>> begin Data for processing

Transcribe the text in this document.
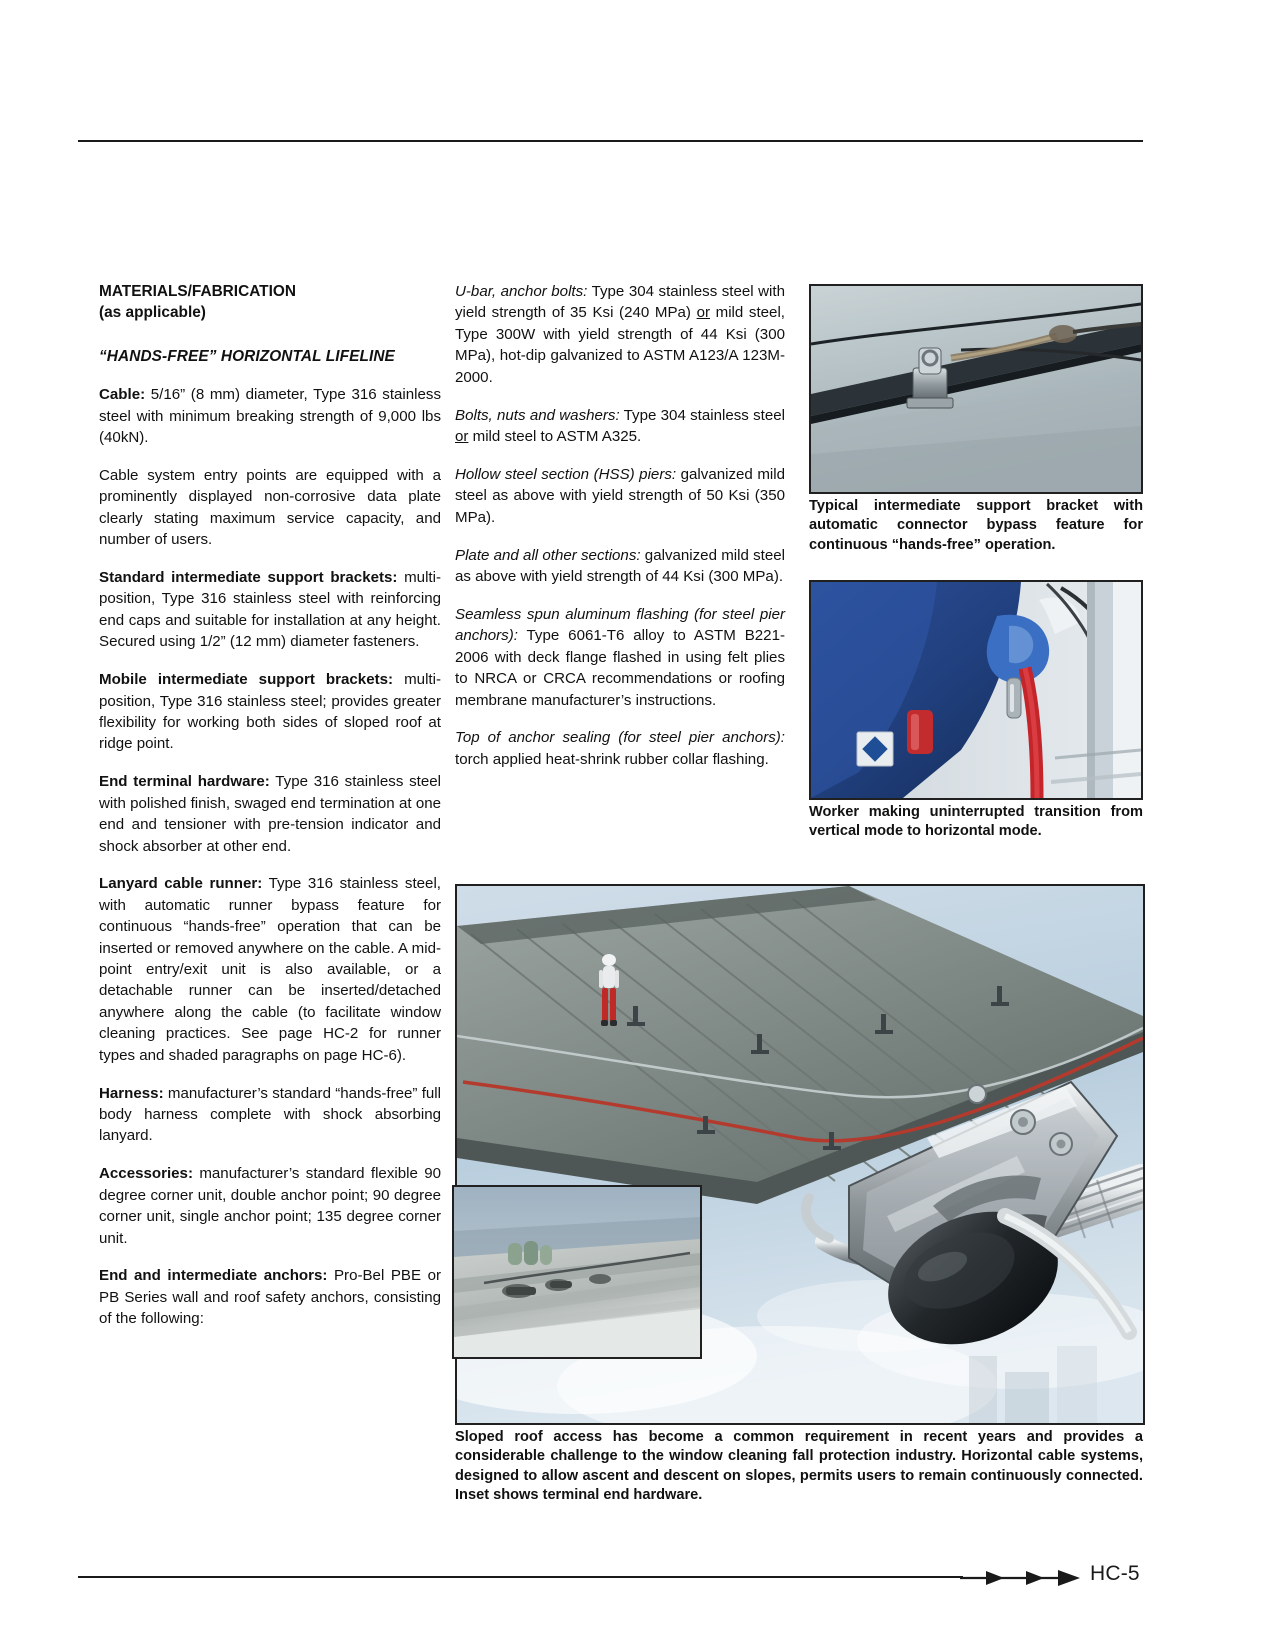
MATERIALS/FABRICATION
(as applicable)
“HANDS-FREE” HORIZONTAL LIFELINE

Cable: 5/16” (8 mm) diameter, Type 316 stainless steel with minimum breaking strength of 9,000 lbs (40kN).

Cable system entry points are equipped with a prominently displayed non-corrosive data plate clearly stating maximum service capacity, and number of users.

Standard intermediate support brackets: multi- position, Type 316 stainless steel with reinforcing end caps and suitable for installation at any height. Secured using 1/2” (12 mm) diameter fasteners.

Mobile intermediate support brackets: multi-position, Type 316 stainless steel; provides greater flexibility for working both sides of sloped roof at ridge point.

End terminal hardware: Type 316 stainless steel with polished finish, swaged end termination at one end and tensioner with pre-tension indicator and shock absorber at other end.

Lanyard cable runner: Type 316 stainless steel, with automatic runner bypass feature for continuous “hands-free” operation that can be inserted or removed anywhere on the cable. A mid-point entry/exit unit is also available, or a detachable runner can be inserted/detached anywhere along the cable (to facilitate window cleaning practices. See page HC-2 for runner types and shaded paragraphs on page HC-6).

Harness: manufacturer’s standard “hands-free” full body harness complete with shock absorbing lanyard.

Accessories: manufacturer’s standard flexible 90 degree corner unit, double anchor point; 90 degree corner unit, single anchor point; 135 degree corner unit.

End and intermediate anchors: Pro-Bel PBE or PB Series wall and roof safety anchors, consisting of the following:

U-bar, anchor bolts: Type 304 stainless steel with yield strength of 35 Ksi (240 MPa) or mild steel, Type 300W with yield strength of 44 Ksi (300 MPa), hot-dip galvanized to ASTM A123/A 123M-2000.

Bolts, nuts and washers: Type 304 stainless steel or mild steel to ASTM A325.

Hollow steel section (HSS) piers: galvanized mild steel as above with yield strength of 50 Ksi (350 MPa).

Plate and all other sections: galvanized mild steel as above with yield strength of 44 Ksi (300 MPa).

Seamless spun aluminum flashing (for steel pier anchors): Type 6061-T6 alloy to ASTM B221-2006 with deck flange flashed in using felt plies to NRCA or CRCA recommendations or roofing membrane manufacturer’s instructions.

Top of anchor sealing (for steel pier anchors): torch applied heat-shrink rubber collar flashing.

Typical intermediate support bracket with automatic connector bypass feature for continuous “hands-free” operation.
Worker making uninterrupted transition from vertical mode to horizontal mode.
Sloped roof access has become a common requirement in recent years and provides a considerable challenge to the window cleaning fall protection industry. Horizontal cable systems, designed to allow ascent and descent on slopes, permits users to remain continuously connected. Inset shows terminal end hardware.
HC-5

>> end Data for processing

What the task requires: Above are the entries; count how many of their lines contain the word "provides" and give only that number.

Answer for the task: 2